Instructions to follow:
The records below must be duplicated exactly, character for character.

Data:
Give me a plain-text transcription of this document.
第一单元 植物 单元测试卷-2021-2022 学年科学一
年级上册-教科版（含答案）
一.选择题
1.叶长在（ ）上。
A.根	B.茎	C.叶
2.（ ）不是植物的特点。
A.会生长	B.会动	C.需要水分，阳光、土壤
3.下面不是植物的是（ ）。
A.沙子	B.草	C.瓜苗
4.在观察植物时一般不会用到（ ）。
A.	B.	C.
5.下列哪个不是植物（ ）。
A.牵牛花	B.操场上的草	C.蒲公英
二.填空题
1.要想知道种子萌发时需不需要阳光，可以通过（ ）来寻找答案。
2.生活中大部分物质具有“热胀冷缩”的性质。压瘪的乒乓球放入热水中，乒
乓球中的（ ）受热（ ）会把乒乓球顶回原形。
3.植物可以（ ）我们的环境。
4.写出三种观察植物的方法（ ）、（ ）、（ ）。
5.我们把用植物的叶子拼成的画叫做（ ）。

Output below:
Give me a plain-text transcription of this document.
第一单元 植物 单元测试卷-2021-2022 学年科学一
年级上册-教科版（含答案）
一.选择题
1.叶长在（ ）上。
A.根	B.茎	C.叶
2.（ ）不是植物的特点。
A.会生长	B.会动	C.需要水分，阳光、土壤
3.下面不是植物的是（ ）。
A.沙子	B.草	C.瓜苗
4.在观察植物时一般不会用到（ ）。
A.	B.	C.
5.下列哪个不是植物（ ）。
A.牵牛花	B.操场上的草	C.蒲公英
二.填空题
1.要想知道种子萌发时需不需要阳光，可以通过（ ）来寻找答案。
2.生活中大部分物质具有“热胀冷缩”的性质。压瘪的乒乓球放入热水中，乒
乓球中的（ ）受热（ ）会把乒乓球顶回原形。
3.植物可以（ ）我们的环境。
4.写出三种观察植物的方法（ ）、（ ）、（ ）。
5.我们把用植物的叶子拼成的画叫做（ ）。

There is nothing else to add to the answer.